Task description —
Please list all lines of the material below in which the string "Martens" occurs.

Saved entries
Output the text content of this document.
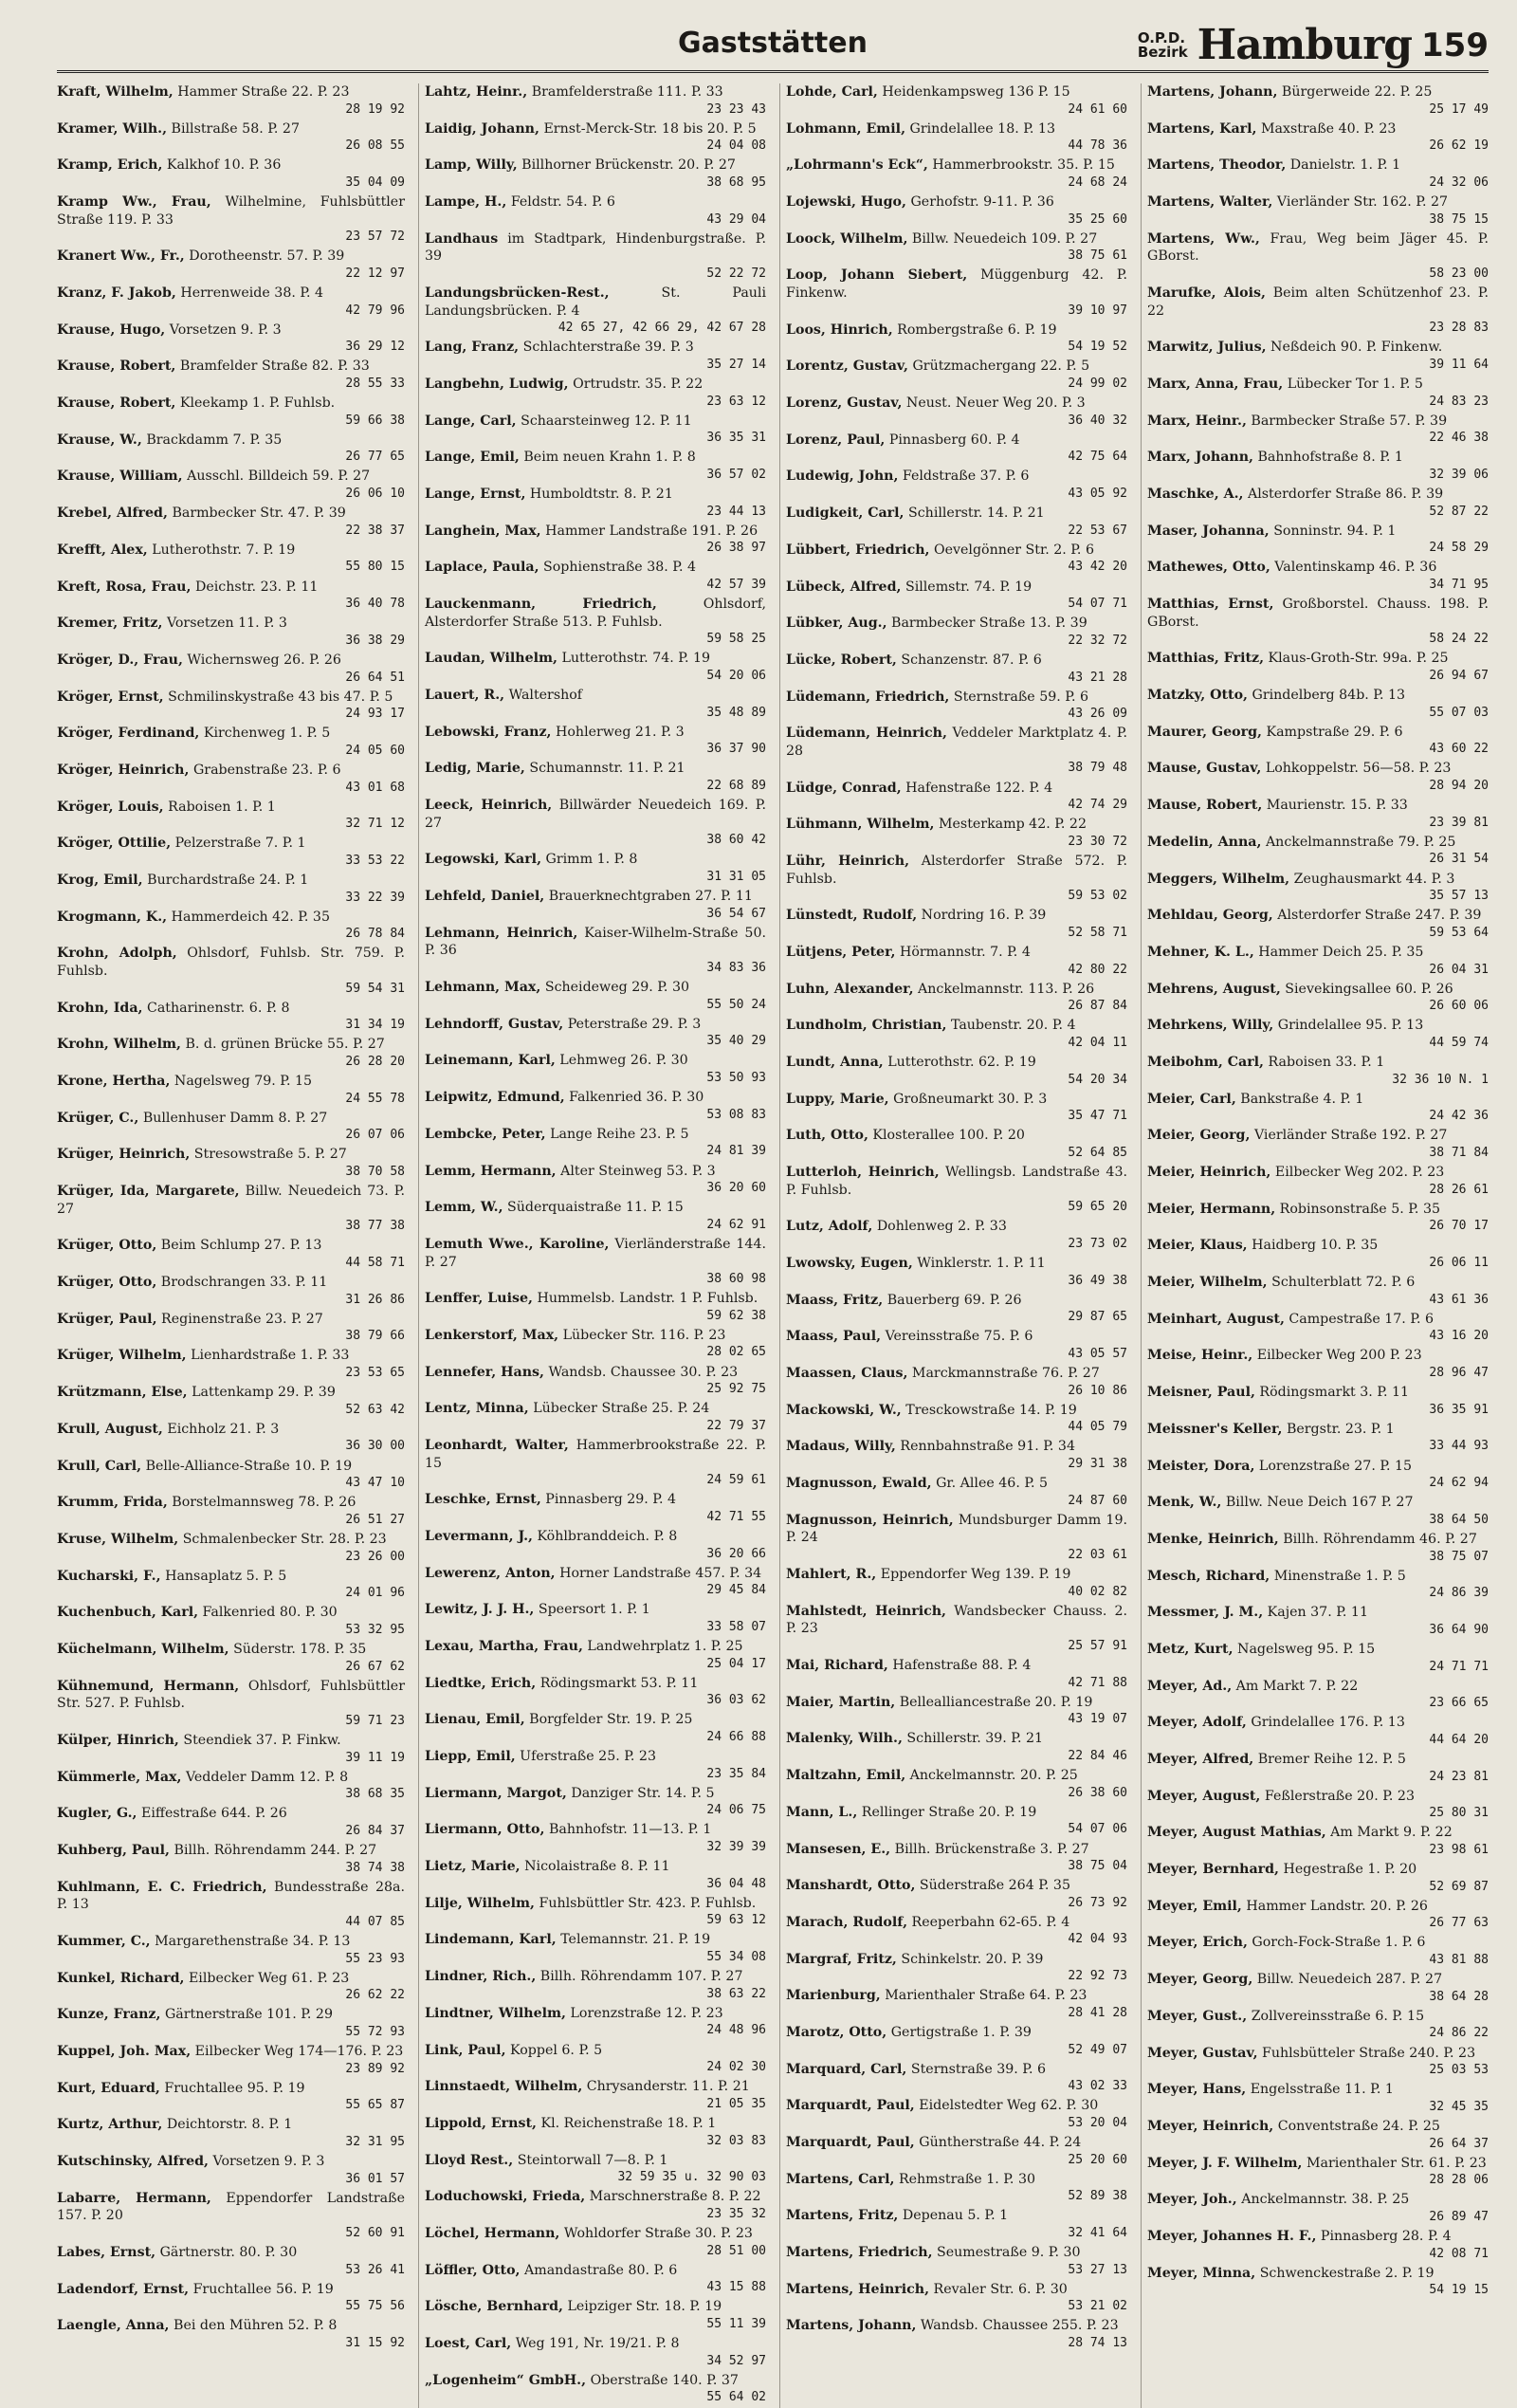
Gaststätten	O.P.D.
Bezirk Hamburg 159
Kraft, Wilhelm, Hammer Straße 22. P. 23
28 19 92
Kramer, Wilh., Billstraße 58. P. 27
26 08 55
Kramp, Erich, Kalkhof 10. P. 36
35 04 09
Kramp Ww., Frau, Wilhelmine, Fuhlsbüttler Straße 119. P. 33
23 57 72
Kranert Ww., Fr., Dorotheenstr. 57. P. 39
22 12 97
Kranz, F. Jakob, Herrenweide 38. P. 4
42 79 96
Krause, Hugo, Vorsetzen 9. P. 3
36 29 12
Krause, Robert, Bramfelder Straße 82. P. 33
28 55 33
Krause, Robert, Kleekamp 1. P. Fuhlsb.
59 66 38
Krause, W., Brackdamm 7. P. 35
26 77 65
Krause, William, Ausschl. Billdeich 59. P. 27
26 06 10
Krebel, Alfred, Barmbecker Str. 47. P. 39
22 38 37
Krefft, Alex, Lutherothstr. 7. P. 19
55 80 15
Kreft, Rosa, Frau, Deichstr. 23. P. 11
36 40 78
Kremer, Fritz, Vorsetzen 11. P. 3
36 38 29
Kröger, D., Frau, Wichernsweg 26. P. 26
26 64 51
Kröger, Ernst, Schmilinskystraße 43 bis 47. P. 5
24 93 17
Kröger, Ferdinand, Kirchenweg 1. P. 5
24 05 60
Kröger, Heinrich, Grabenstraße 23. P. 6
43 01 68
Kröger, Louis, Raboisen 1. P. 1
32 71 12
Kröger, Ottilie, Pelzerstraße 7. P. 1
33 53 22
Krog, Emil, Burchardstraße 24. P. 1
33 22 39
Krogmann, K., Hammerdeich 42. P. 35
26 78 84
Krohn, Adolph, Ohlsdorf, Fuhlsb. Str. 759. P. Fuhlsb.
59 54 31
Krohn, Ida, Catharinenstr. 6. P. 8
31 34 19
Krohn, Wilhelm, B. d. grünen Brücke 55. P. 27
26 28 20
Krone, Hertha, Nagelsweg 79. P. 15
24 55 78
Krüger, C., Bullenhuser Damm 8. P. 27
26 07 06
Krüger, Heinrich, Stresowstraße 5. P. 27
38 70 58
Krüger, Ida, Margarete, Billw. Neuedeich 73. P. 27
38 77 38
Krüger, Otto, Beim Schlump 27. P. 13
44 58 71
Krüger, Otto, Brodschrangen 33. P. 11
31 26 86
Krüger, Paul, Reginenstraße 23. P. 27
38 79 66
Krüger, Wilhelm, Lienhardstraße 1. P. 33
23 53 65
Krützmann, Else, Lattenkamp 29. P. 39
52 63 42
Krull, August, Eichholz 21. P. 3
36 30 00
Krull, Carl, Belle-Alliance-Straße 10. P. 19
43 47 10
Krumm, Frida, Borstelmannsweg 78. P. 26
26 51 27
Kruse, Wilhelm, Schmalenbecker Str. 28. P. 23
23 26 00
Kucharski, F., Hansaplatz 5. P. 5
24 01 96
Kuchenbuch, Karl, Falkenried 80. P. 30
53 32 95
Küchelmann, Wilhelm, Süderstr. 178. P. 35
26 67 62
Kühnemund, Hermann, Ohlsdorf, Fuhlsbüttler Str. 527. P. Fuhlsb.
59 71 23
Külper, Hinrich, Steendiek 37. P. Finkw.
39 11 19
Kümmerle, Max, Veddeler Damm 12. P. 8
38 68 35
Kugler, G., Eiffestraße 644. P. 26
26 84 37
Kuhberg, Paul, Billh. Röhrendamm 244. P. 27
38 74 38
Kuhlmann, E. C. Friedrich, Bundesstraße 28a. P. 13
44 07 85
Kummer, C., Margarethenstraße 34. P. 13
55 23 93
Kunkel, Richard, Eilbecker Weg 61. P. 23
26 62 22
Kunze, Franz, Gärtnerstraße 101. P. 29
55 72 93
Kuppel, Joh. Max, Eilbecker Weg 174—176. P. 23
23 89 92
Kurt, Eduard, Fruchtallee 95. P. 19
55 65 87
Kurtz, Arthur, Deichtorstr. 8. P. 1
32 31 95
Kutschinsky, Alfred, Vorsetzen 9. P. 3
36 01 57
Labarre, Hermann, Eppendorfer Landstraße 157. P. 20
52 60 91
Labes, Ernst, Gärtnerstr. 80. P. 30
53 26 41
Ladendorf, Ernst, Fruchtallee 56. P. 19
55 75 56
Laengle, Anna, Bei den Mühren 52. P. 8
31 15 92
Lahtz, Heinr., Bramfelderstraße 111. P. 33
23 23 43
Laidig, Johann, Ernst-Merck-Str. 18 bis 20. P. 5
24 04 08
Lamp, Willy, Billhorner Brückenstr. 20. P. 27
38 68 95
Lampe, H., Feldstr. 54. P. 6
43 29 04
Landhaus im Stadtpark, Hindenburgstraße. P. 39
52 22 72
Landungsbrücken-Rest.,	St. Pauli Landungsbrücken. P. 4
42 65 27, 42 66 29, 42 67 28
Lang, Franz, Schlachterstraße 39. P. 3
35 27 14
Langbehn, Ludwig, Ortrudstr. 35. P. 22
23 63 12
Lange, Carl, Schaarsteinweg 12. P. 11
36 35 31
Lange, Emil, Beim neuen Krahn 1. P. 8
36 57 02
Lange, Ernst, Humboldtstr. 8. P. 21
23 44 13
Langhein, Max, Hammer Landstraße 191. P. 26
26 38 97
Laplace, Paula, Sophienstraße 38. P. 4
42 57 39
Lauckenmann, Friedrich,	Ohlsdorf, Alsterdorfer Straße 513. P. Fuhlsb.
59 58 25
Laudan, Wilhelm, Lutterothstr. 74. P. 19
54 20 06
Lauert, R., Waltershof
35 48 89
Lebowski, Franz, Hohlerweg 21. P. 3
36 37 90
Ledig, Marie, Schumannstr. 11. P. 21
22 68 89
Leeck, Heinrich, Billwärder Neuedeich 169. P. 27
38 60 42
Legowski, Karl, Grimm 1. P. 8
31 31 05
Lehfeld, Daniel, Brauerknechtgraben 27. P. 11
36 54 67
Lehmann, Heinrich, Kaiser-Wilhelm-Straße 50. P. 36
34 83 36
Lehmann, Max, Scheideweg 29. P. 30
55 50 24
Lehndorff, Gustav, Peterstraße 29. P. 3
35 40 29
Leinemann, Karl, Lehmweg 26. P. 30
53 50 93
Leipwitz, Edmund, Falkenried 36. P. 30
53 08 83
Lembcke, Peter, Lange Reihe 23. P. 5
24 81 39
Lemm, Hermann, Alter Steinweg 53. P. 3
36 20 60
Lemm, W., Süderquaistraße 11. P. 15
24 62 91
Lemuth Wwe., Karoline, Vierländerstraße 144. P. 27
38 60 98
Lenffer, Luise, Hummelsb. Landstr. 1 P. Fuhlsb.
59 62 38
Lenkerstorf, Max, Lübecker Str. 116. P. 23
28 02 65
Lennefer, Hans, Wandsb. Chaussee 30. P. 23
25 92 75
Lentz, Minna, Lübecker Straße 25. P. 24
22 79 37
Leonhardt, Walter, Hammerbrookstraße 22. P. 15
24 59 61
Leschke, Ernst, Pinnasberg 29. P. 4
42 71 55
Levermann, J., Köhlbranddeich. P. 8
36 20 66
Lewerenz, Anton, Horner Landstraße 457. P. 34
29 45 84
Lewitz, J. J. H., Speersort 1. P. 1
33 58 07
Lexau, Martha, Frau, Landwehrplatz 1. P. 25
25 04 17
Liedtke, Erich, Rödingsmarkt 53. P. 11
36 03 62
Lienau, Emil, Borgfelder Str. 19. P. 25
24 66 88
Liepp, Emil, Uferstraße 25. P. 23
23 35 84
Liermann, Margot, Danziger Str. 14. P. 5
24 06 75
Liermann, Otto, Bahnhofstr. 11—13. P. 1
32 39 39
Lietz, Marie, Nicolaistraße 8. P. 11
36 04 48
Lilje, Wilhelm, Fuhlsbüttler Str. 423. P. Fuhlsb.
59 63 12
Lindemann, Karl, Telemannstr. 21. P. 19
55 34 08
Lindner, Rich., Billh. Röhrendamm 107. P. 27
38 63 22
Lindtner, Wilhelm, Lorenzstraße 12. P. 23
24 48 96
Link, Paul, Koppel 6. P. 5
24 02 30
Linnstaedt, Wilhelm, Chrysanderstr. 11. P. 21
21 05 35
Lippold, Ernst, Kl. Reichenstraße 18. P. 1
32 03 83
Lloyd Rest., Steintorwall 7—8. P. 1
32 59 35 u. 32 90 03
Loduchowski, Frieda, Marschnerstraße 8. P. 22
23 35 32
Löchel, Hermann, Wohldorfer Straße 30. P. 23
28 51 00
Löffler, Otto, Amandastraße 80. P. 6
43 15 88
Lösche, Bernhard, Leipziger Str. 18. P. 19
55 11 39
Loest, Carl, Weg 191, Nr. 19/21. P. 8
34 52 97
„Logenheim“ GmbH., Oberstraße 140. P. 37
55 64 02
Lohde, Carl, Heidenkampsweg 136 P. 15
24 61 60
Lohmann, Emil, Grindelallee 18. P. 13
44 78 36
„Lohrmann's Eck“, Hammerbrookstr. 35. P. 15
24 68 24
Lojewski, Hugo, Gerhofstr. 9-11. P. 36
35 25 60
Loock, Wilhelm, Billw. Neuedeich 109. P. 27
38 75 61
Loop, Johann Siebert, Müggenburg 42. P. Finkenw.
39 10 97
Loos, Hinrich, Rombergstraße 6. P. 19
54 19 52
Lorentz, Gustav, Grützmachergang 22. P. 5
24 99 02
Lorenz, Gustav, Neust. Neuer Weg 20. P. 3
36 40 32
Lorenz, Paul, Pinnasberg 60. P. 4
42 75 64
Ludewig, John, Feldstraße 37. P. 6
43 05 92
Ludigkeit, Carl, Schillerstr. 14. P. 21
22 53 67
Lübbert, Friedrich, Oevelgönner Str. 2. P. 6
43 42 20
Lübeck, Alfred, Sillemstr. 74. P. 19
54 07 71
Lübker, Aug., Barmbecker Straße 13. P. 39
22 32 72
Lücke, Robert, Schanzenstr. 87. P. 6
43 21 28
Lüdemann, Friedrich, Sternstraße 59. P. 6
43 26 09
Lüdemann, Heinrich, Veddeler Marktplatz 4. P. 28
38 79 48
Lüdge, Conrad, Hafenstraße 122. P. 4
42 74 29
Lühmann, Wilhelm, Mesterkamp 42. P. 22
23 30 72
Lühr, Heinrich, Alsterdorfer Straße 572. P. Fuhlsb.
59 53 02
Lünstedt, Rudolf, Nordring 16. P. 39
52 58 71
Lütjens, Peter, Hörmannstr. 7. P. 4
42 80 22
Luhn, Alexander, Anckelmannstr. 113. P. 26
26 87 84
Lundholm, Christian, Taubenstr. 20. P. 4
42 04 11
Lundt, Anna, Lutterothstr. 62. P. 19
54 20 34
Luppy, Marie, Großneumarkt 30. P. 3
35 47 71
Luth, Otto, Klosterallee 100. P. 20
52 64 85
Lutterloh, Heinrich, Wellingsb. Landstraße 43. P. Fuhlsb.
59 65 20
Lutz, Adolf, Dohlenweg 2. P. 33
23 73 02
Lwowsky, Eugen, Winklerstr. 1. P. 11
36 49 38
Maass, Fritz, Bauerberg 69. P. 26
29 87 65
Maass, Paul, Vereinsstraße 75. P. 6
43 05 57
Maassen, Claus, Marckmannstraße 76. P. 27
26 10 86
Mackowski, W., Tresckowstraße 14. P. 19
44 05 79
Madaus, Willy, Rennbahnstraße 91. P. 34
29 31 38
Magnusson, Ewald, Gr. Allee 46. P. 5
24 87 60
Magnusson, Heinrich, Mundsburger Damm 19. P. 24
22 03 61
Mahlert, R., Eppendorfer Weg 139. P. 19
40 02 82
Mahlstedt, Heinrich, Wandsbecker Chauss. 2. P. 23
25 57 91
Mai, Richard, Hafenstraße 88. P. 4
42 71 88
Maier, Martin, Bellealliancestraße 20. P. 19
43 19 07
Malenky, Wilh., Schillerstr. 39. P. 21
22 84 46
Maltzahn, Emil, Anckelmannstr. 20. P. 25
26 38 60
Mann, L., Rellinger Straße 20. P. 19
54 07 06
Mansesen, E., Billh. Brückenstraße 3. P. 27
38 75 04
Manshardt, Otto, Süderstraße 264 P. 35
26 73 92
Marach, Rudolf, Reeperbahn 62-65. P. 4
42 04 93
Margraf, Fritz, Schinkelstr. 20. P. 39
22 92 73
Marienburg, Marienthaler Straße 64. P. 23
28 41 28
Marotz, Otto, Gertigstraße 1. P. 39
52 49 07
Marquard, Carl, Sternstraße 39. P. 6
43 02 33
Marquardt, Paul, Eidelstedter Weg 62. P. 30
53 20 04
Marquardt, Paul, Güntherstraße 44. P. 24
25 20 60
Martens, Carl, Rehmstraße 1. P. 30
52 89 38
Martens, Fritz, Depenau 5. P. 1
32 41 64
Martens, Friedrich, Seumestraße 9. P. 30
53 27 13
Martens, Heinrich, Revaler Str. 6. P. 30
53 21 02
Martens, Johann, Wandsb. Chaussee 255. P. 23
28 74 13
Martens, Johann, Bürgerweide 22. P. 25
25 17 49
Martens, Karl, Maxstraße 40. P. 23
26 62 19
Martens, Theodor, Danielstr. 1. P. 1
24 32 06
Martens, Walter, Vierländer Str. 162. P. 27
38 75 15
Martens, Ww., Frau, Weg beim Jäger 45. P. GBorst.
58 23 00
Marufke, Alois, Beim alten Schützenhof 23. P. 22
23 28 83
Marwitz, Julius, Neßdeich 90. P. Finkenw.
39 11 64
Marx, Anna, Frau, Lübecker Tor 1. P. 5
24 83 23
Marx, Heinr., Barmbecker Straße 57. P. 39
22 46 38
Marx, Johann, Bahnhofstraße 8. P. 1
32 39 06
Maschke, A., Alsterdorfer Straße 86. P. 39
52 87 22
Maser, Johanna, Sonninstr. 94. P. 1
24 58 29
Mathewes, Otto, Valentinskamp 46. P. 36
34 71 95
Matthias, Ernst, Großborstel. Chauss. 198. P. GBorst.
58 24 22
Matthias, Fritz, Klaus-Groth-Str. 99a. P. 25
26 94 67
Matzky, Otto, Grindelberg 84b. P. 13
55 07 03
Maurer, Georg, Kampstraße 29. P. 6
43 60 22
Mause, Gustav, Lohkoppelstr. 56—58. P. 23
28 94 20
Mause, Robert, Maurienstr. 15. P. 33
23 39 81
Medelin, Anna, Anckelmannstraße 79. P. 25
26 31 54
Meggers, Wilhelm, Zeughausmarkt 44. P. 3
35 57 13
Mehldau, Georg, Alsterdorfer Straße 247. P. 39
59 53 64
Mehner, K. L., Hammer Deich 25. P. 35
26 04 31
Mehrens, August, Sievekingsallee 60. P. 26
26 60 06
Mehrkens, Willy, Grindelallee 95. P. 13
44 59 74
Meibohm, Carl, Raboisen 33. P. 1
32 36 10 N. 1
Meier, Carl, Bankstraße 4. P. 1
24 42 36
Meier, Georg, Vierländer Straße 192. P. 27
38 71 84
Meier, Heinrich, Eilbecker Weg 202. P. 23
28 26 61
Meier, Hermann, Robinsonstraße 5. P. 35
26 70 17
Meier, Klaus, Haidberg 10. P. 35
26 06 11
Meier, Wilhelm, Schulterblatt 72. P. 6
43 61 36
Meinhart, August, Campestraße 17. P. 6
43 16 20
Meise, Heinr., Eilbecker Weg 200 P. 23
28 96 47
Meisner, Paul, Rödingsmarkt 3. P. 11
36 35 91
Meissner's Keller, Bergstr. 23. P. 1
33 44 93
Meister, Dora, Lorenzstraße 27. P. 15
24 62 94
Menk, W., Billw. Neue Deich 167 P. 27
38 64 50
Menke, Heinrich, Billh. Röhrendamm 46. P. 27
38 75 07
Mesch, Richard, Minenstraße 1. P. 5
24 86 39
Messmer, J. M., Kajen 37. P. 11
36 64 90
Metz, Kurt, Nagelsweg 95. P. 15
24 71 71
Meyer, Ad., Am Markt 7. P. 22
23 66 65
Meyer, Adolf, Grindelallee 176. P. 13
44 64 20
Meyer, Alfred, Bremer Reihe 12. P. 5
24 23 81
Meyer, August, Feßlerstraße 20. P. 23
25 80 31
Meyer, August Mathias, Am Markt 9. P. 22
23 98 61
Meyer, Bernhard, Hegestraße 1. P. 20
52 69 87
Meyer, Emil, Hammer Landstr. 20. P. 26
26 77 63
Meyer, Erich, Gorch-Fock-Straße 1. P. 6
43 81 88
Meyer, Georg, Billw. Neuedeich 287. P. 27
38 64 28
Meyer, Gust., Zollvereinsstraße 6. P. 15
24 86 22
Meyer, Gustav, Fuhlsbütteler Straße 240. P. 23
25 03 53
Meyer, Hans, Engelsstraße 11. P. 1
32 45 35
Meyer, Heinrich, Conventstraße 24. P. 25
26 64 37
Meyer, J. F. Wilhelm, Marienthaler Str. 61. P. 23
28 28 06
Meyer, Joh., Anckelmannstr. 38. P. 25
26 89 47
Meyer, Johannes H. F., Pinnasberg 28. P. 4
42 08 71
Meyer, Minna, Schwenckestraße 2. P. 19
54 19 15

Answer for this exercise —
Martens, Carl, Rehmstraße 1. P. 30
Martens, Fritz, Depenau 5. P. 1
Martens, Friedrich, Seumestraße 9. P. 30
Martens, Heinrich, Revaler Str. 6. P. 30
Martens, Johann, Wandsb. Chaussee 255. P. 23
Martens, Johann, Bürgerweide 22. P. 25
Martens, Karl, Maxstraße 40. P. 23
Martens, Theodor, Danielstr. 1. P. 1
Martens, Walter, Vierländer Str. 162. P. 27
Martens, Ww., Frau, Weg beim Jäger 45. P. GBorst.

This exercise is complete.